* START RECORDS *

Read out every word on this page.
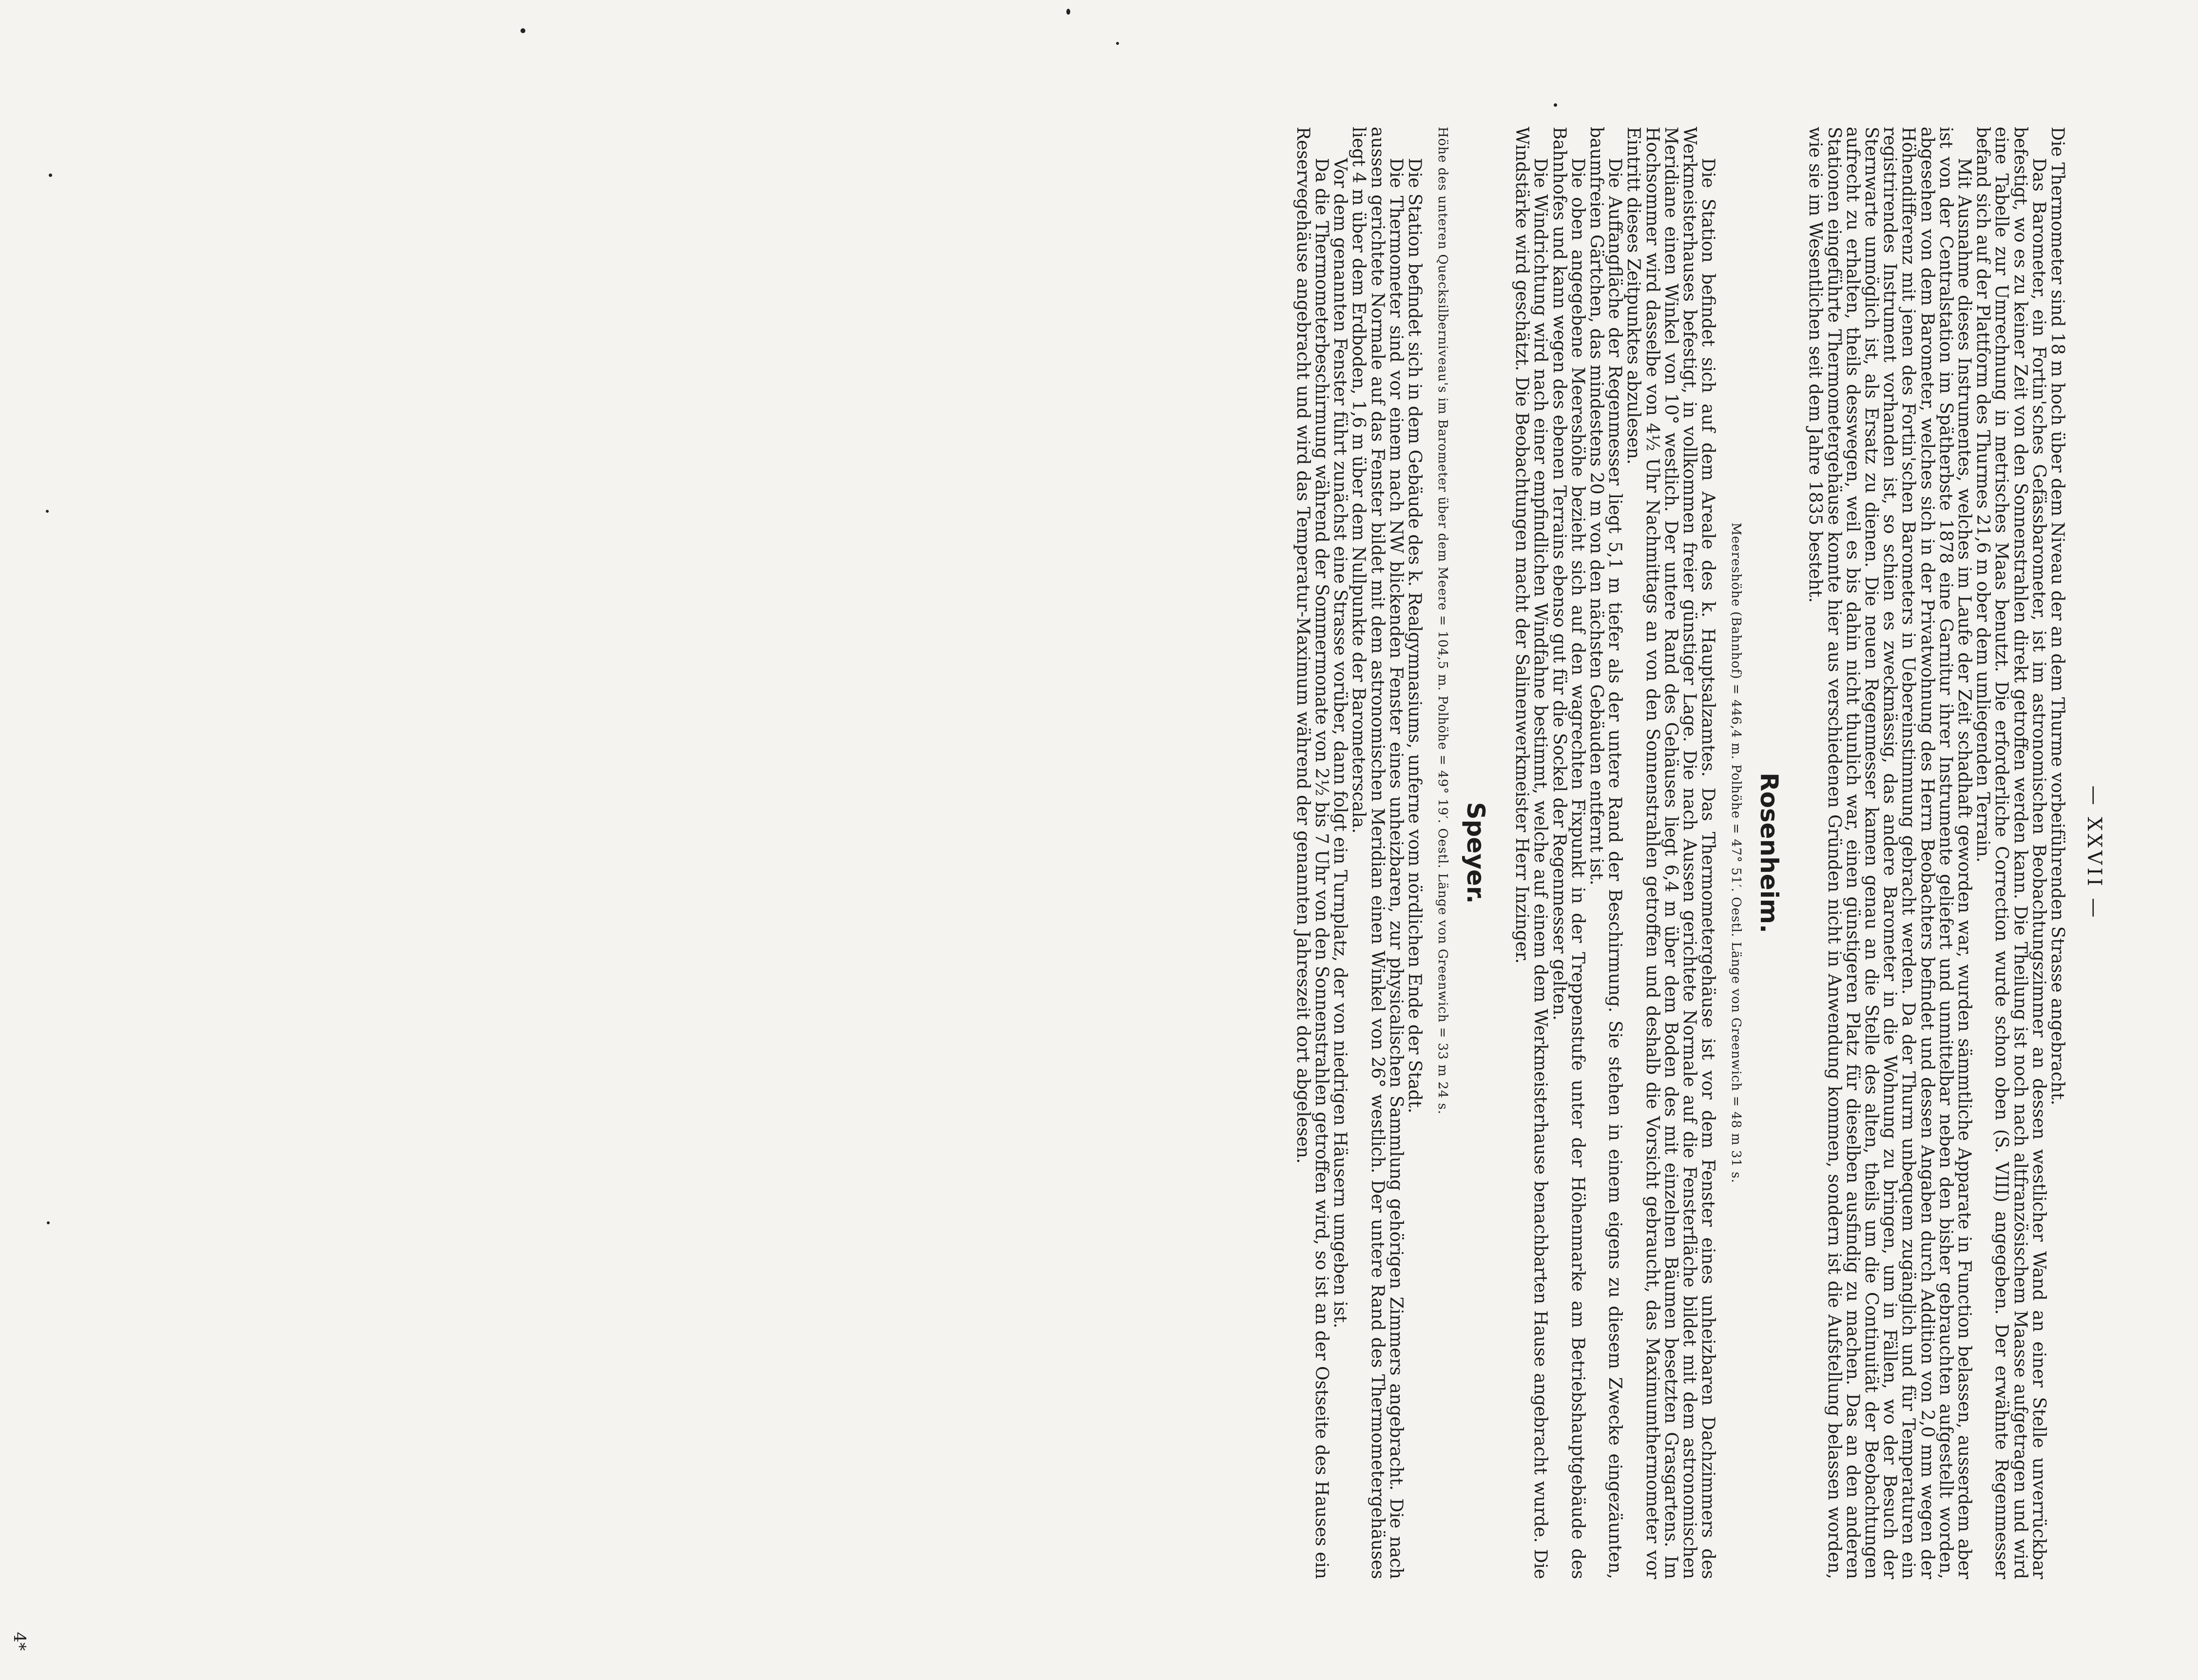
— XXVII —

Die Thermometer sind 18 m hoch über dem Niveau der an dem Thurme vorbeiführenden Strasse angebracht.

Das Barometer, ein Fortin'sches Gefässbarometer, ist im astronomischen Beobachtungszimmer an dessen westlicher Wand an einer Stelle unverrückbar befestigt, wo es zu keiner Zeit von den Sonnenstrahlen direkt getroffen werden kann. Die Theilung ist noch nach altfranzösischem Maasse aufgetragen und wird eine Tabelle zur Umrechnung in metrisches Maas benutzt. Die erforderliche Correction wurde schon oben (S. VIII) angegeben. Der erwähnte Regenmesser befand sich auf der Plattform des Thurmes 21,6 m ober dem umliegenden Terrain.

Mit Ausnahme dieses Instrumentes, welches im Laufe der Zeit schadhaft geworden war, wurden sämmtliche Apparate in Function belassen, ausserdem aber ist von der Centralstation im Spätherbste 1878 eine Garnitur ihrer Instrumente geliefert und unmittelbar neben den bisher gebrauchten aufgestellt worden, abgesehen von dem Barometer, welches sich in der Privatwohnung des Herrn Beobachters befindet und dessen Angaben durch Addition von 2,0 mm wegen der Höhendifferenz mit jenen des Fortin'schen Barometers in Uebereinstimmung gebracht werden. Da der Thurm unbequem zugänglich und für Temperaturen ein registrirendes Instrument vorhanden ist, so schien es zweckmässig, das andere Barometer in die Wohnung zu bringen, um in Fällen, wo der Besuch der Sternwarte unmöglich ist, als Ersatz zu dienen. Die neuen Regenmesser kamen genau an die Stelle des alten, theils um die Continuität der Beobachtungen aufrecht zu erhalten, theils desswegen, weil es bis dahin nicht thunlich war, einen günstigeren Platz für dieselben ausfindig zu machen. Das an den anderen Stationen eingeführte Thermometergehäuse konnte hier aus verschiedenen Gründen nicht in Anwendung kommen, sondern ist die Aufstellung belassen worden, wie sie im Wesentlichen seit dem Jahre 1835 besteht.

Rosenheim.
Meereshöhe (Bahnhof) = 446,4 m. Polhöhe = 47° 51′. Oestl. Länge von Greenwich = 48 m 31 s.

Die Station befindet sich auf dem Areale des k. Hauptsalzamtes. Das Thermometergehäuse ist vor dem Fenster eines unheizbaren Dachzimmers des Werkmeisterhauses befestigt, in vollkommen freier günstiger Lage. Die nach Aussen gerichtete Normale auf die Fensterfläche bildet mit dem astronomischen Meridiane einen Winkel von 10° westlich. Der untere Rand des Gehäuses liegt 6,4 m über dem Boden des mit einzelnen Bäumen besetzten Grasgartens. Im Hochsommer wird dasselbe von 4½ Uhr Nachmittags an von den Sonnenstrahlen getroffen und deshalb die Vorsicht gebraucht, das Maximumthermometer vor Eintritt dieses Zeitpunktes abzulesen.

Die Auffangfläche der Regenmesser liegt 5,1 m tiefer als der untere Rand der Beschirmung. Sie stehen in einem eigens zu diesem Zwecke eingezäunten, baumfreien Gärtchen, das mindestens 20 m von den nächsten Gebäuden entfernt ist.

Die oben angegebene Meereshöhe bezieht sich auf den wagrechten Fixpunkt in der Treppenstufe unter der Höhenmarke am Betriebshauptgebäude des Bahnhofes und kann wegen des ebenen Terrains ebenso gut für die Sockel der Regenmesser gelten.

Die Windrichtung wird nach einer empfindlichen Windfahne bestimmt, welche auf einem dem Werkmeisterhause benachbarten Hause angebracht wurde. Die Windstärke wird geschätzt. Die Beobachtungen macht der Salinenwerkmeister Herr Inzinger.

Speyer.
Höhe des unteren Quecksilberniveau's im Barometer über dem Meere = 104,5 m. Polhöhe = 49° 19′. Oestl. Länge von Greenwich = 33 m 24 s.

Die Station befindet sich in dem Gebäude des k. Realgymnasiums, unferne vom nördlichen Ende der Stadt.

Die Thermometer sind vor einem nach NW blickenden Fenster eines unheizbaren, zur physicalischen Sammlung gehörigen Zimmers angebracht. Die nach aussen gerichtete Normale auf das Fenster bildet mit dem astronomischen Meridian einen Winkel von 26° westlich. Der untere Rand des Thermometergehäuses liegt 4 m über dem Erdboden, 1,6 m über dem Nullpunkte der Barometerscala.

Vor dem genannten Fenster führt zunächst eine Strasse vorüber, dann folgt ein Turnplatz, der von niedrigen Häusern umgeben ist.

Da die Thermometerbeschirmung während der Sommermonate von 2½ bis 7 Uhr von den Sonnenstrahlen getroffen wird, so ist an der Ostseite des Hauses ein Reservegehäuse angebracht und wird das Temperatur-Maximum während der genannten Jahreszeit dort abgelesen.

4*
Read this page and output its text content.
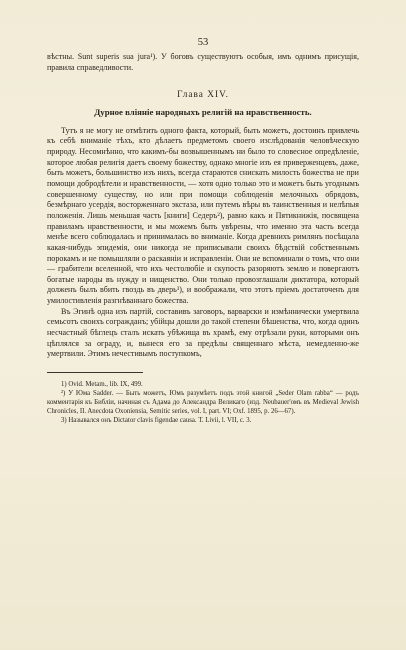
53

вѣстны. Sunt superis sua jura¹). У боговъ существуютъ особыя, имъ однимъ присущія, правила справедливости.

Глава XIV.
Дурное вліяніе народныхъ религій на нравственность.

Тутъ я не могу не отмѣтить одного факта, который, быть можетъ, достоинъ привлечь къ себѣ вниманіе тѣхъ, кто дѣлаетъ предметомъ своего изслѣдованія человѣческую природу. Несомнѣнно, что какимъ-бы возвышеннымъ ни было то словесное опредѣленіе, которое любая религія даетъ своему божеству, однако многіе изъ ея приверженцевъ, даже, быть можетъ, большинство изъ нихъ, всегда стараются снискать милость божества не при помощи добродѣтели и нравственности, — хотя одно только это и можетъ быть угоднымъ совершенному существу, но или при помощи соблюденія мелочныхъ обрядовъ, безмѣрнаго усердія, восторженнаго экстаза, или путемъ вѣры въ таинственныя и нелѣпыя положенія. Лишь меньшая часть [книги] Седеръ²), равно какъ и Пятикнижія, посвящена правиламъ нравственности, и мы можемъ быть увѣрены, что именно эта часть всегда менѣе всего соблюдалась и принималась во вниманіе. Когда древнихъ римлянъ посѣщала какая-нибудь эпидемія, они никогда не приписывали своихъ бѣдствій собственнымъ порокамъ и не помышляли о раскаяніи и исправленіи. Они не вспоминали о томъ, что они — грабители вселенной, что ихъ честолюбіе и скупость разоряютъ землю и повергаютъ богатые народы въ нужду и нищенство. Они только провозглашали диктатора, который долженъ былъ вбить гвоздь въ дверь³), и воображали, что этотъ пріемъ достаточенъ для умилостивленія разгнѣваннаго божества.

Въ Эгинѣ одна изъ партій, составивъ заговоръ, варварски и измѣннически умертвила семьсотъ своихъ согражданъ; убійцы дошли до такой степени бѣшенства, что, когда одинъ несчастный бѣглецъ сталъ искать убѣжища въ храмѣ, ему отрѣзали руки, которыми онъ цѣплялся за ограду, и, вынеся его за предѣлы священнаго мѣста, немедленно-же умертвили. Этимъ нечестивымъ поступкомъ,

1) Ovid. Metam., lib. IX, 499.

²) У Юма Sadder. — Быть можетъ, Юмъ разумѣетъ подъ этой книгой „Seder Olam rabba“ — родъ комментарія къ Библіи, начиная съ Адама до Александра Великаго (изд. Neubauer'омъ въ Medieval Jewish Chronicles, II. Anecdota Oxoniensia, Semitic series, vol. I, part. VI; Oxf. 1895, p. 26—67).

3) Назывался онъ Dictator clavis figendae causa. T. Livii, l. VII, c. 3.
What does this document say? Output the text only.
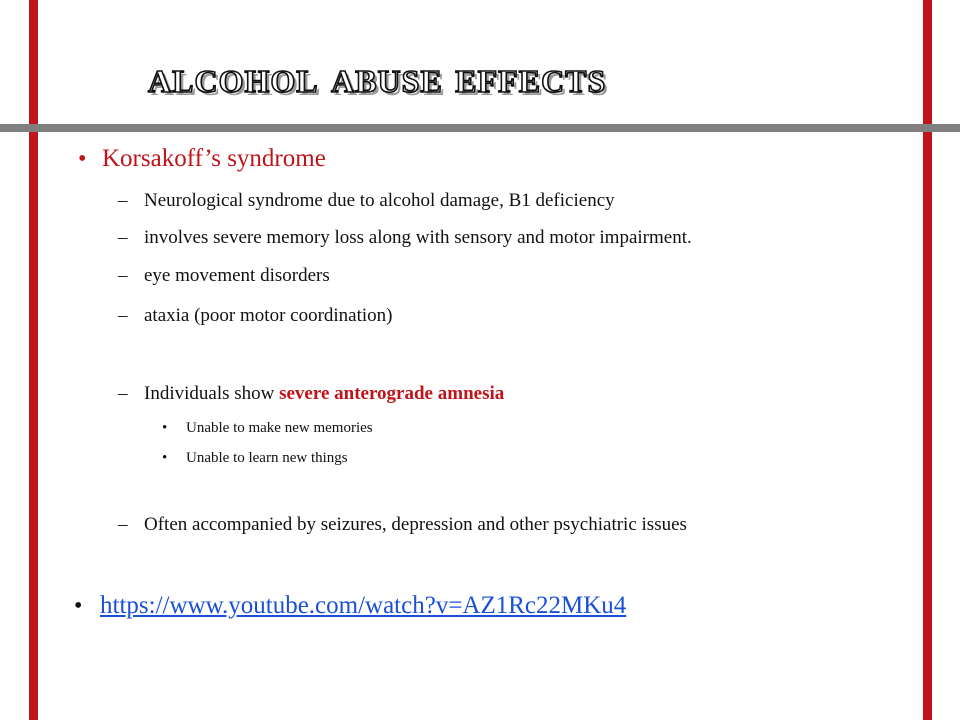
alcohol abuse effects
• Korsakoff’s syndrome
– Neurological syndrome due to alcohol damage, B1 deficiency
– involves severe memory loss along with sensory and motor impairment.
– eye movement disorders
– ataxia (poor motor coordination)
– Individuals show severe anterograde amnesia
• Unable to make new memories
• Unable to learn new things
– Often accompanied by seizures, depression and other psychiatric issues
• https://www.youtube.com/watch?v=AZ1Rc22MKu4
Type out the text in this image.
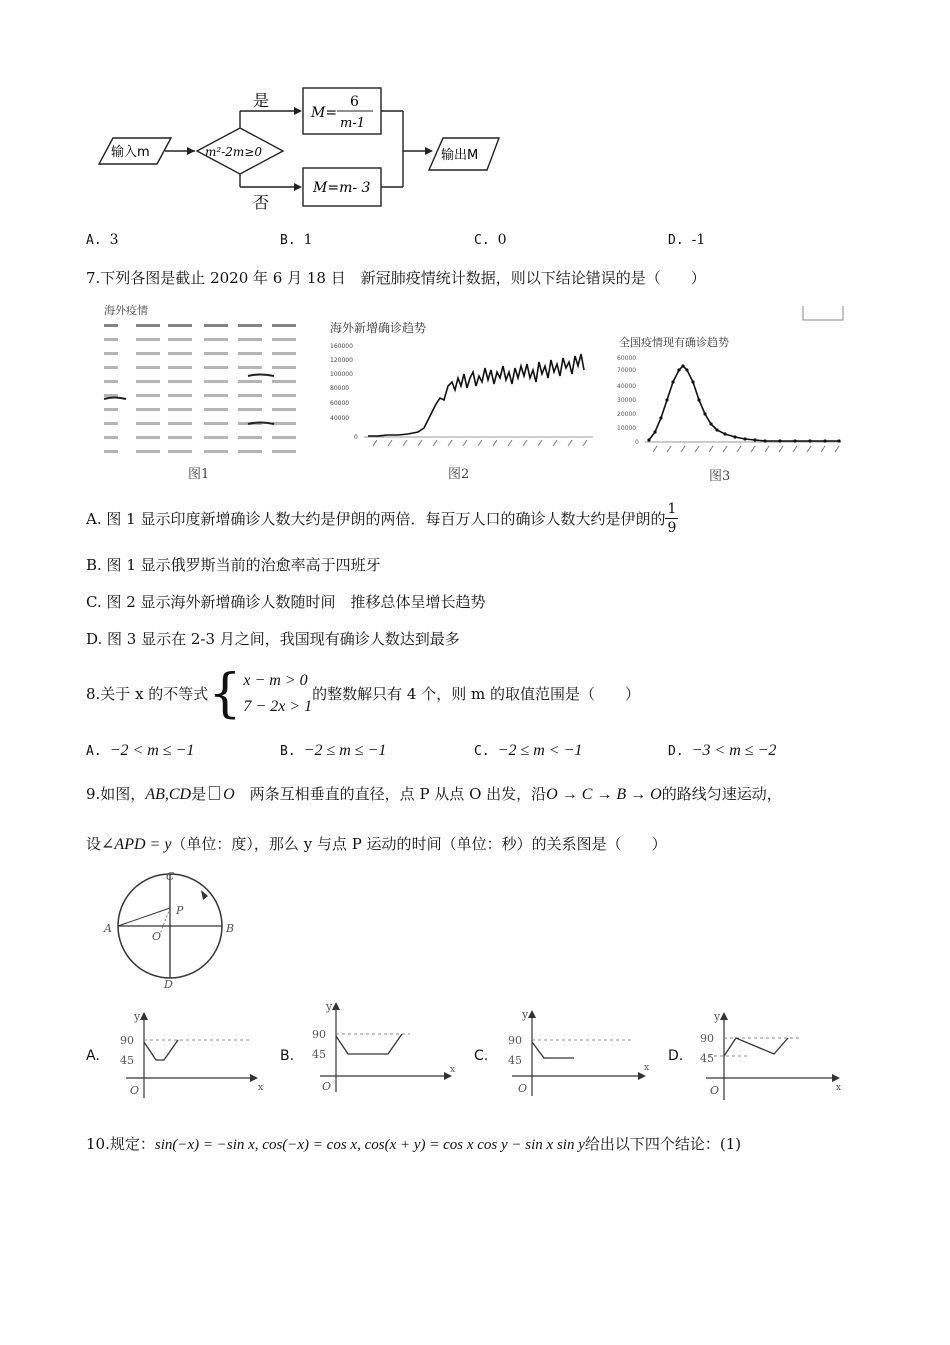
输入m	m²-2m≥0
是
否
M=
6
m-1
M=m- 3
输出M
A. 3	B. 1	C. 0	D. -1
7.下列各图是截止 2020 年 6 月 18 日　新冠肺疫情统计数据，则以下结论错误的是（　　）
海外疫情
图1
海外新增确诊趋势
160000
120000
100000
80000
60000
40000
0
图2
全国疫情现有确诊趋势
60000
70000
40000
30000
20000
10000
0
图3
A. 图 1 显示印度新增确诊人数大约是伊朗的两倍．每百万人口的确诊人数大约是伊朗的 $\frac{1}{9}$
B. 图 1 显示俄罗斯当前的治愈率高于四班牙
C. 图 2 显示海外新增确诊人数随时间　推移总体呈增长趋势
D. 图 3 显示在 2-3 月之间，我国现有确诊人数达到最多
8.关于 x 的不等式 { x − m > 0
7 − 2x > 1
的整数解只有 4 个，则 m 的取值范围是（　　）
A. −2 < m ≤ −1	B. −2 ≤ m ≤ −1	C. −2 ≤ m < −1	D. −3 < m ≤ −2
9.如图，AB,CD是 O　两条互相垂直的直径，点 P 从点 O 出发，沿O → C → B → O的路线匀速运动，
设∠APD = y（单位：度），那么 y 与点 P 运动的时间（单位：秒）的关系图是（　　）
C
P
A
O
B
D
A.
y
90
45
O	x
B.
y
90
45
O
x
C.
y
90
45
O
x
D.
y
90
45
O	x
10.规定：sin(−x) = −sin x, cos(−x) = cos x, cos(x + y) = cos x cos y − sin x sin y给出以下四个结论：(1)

* END RECORDS *

• TASK INSTRUCTIONS: Retype, word for word, only the lines from the line with "Type out the text in this image." to the final line of the listing above; the pictures do not belong in the copy.

• OUTPUT OF THE EXERCISE:
Type out the text in this image.
输入m	m²-2m≥0
是
否
M=
6
m-1
M=m- 3
输出M
A. 3	B. 1	C. 0	D. -1
7.下列各图是截止 2020 年 6 月 18 日　新冠肺疫情统计数据，则以下结论错误的是（　　）
海外疫情
图1
海外新增确诊趋势
160000
120000
100000
80000
60000
40000
0
图2
全国疫情现有确诊趋势
60000
70000
40000
30000
20000
10000
0
图3
A. 图 1 显示印度新增确诊人数大约是伊朗的两倍．每百万人口的确诊人数大约是伊朗的 $\frac{1}{9}$
B. 图 1 显示俄罗斯当前的治愈率高于四班牙
C. 图 2 显示海外新增确诊人数随时间　推移总体呈增长趋势
D. 图 3 显示在 2-3 月之间，我国现有确诊人数达到最多
8.关于 x 的不等式 { x − m > 0
7 − 2x > 1
的整数解只有 4 个，则 m 的取值范围是（　　）
A. −2 < m ≤ −1	B. −2 ≤ m ≤ −1	C. −2 ≤ m < −1	D. −3 < m ≤ −2
9.如图，AB,CD是 O　两条互相垂直的直径，点 P 从点 O 出发，沿O → C → B → O的路线匀速运动，
设∠APD = y（单位：度），那么 y 与点 P 运动的时间（单位：秒）的关系图是（　　）
C
P
A
O
B
D
A.
y
90
45
O	x
B.
y
90
45
O
x
C.
y
90
45
O
x
D.
y
90
45
O	x
10.规定：sin(−x) = −sin x, cos(−x) = cos x, cos(x + y) = cos x cos y − sin x sin y给出以下四个结论：(1)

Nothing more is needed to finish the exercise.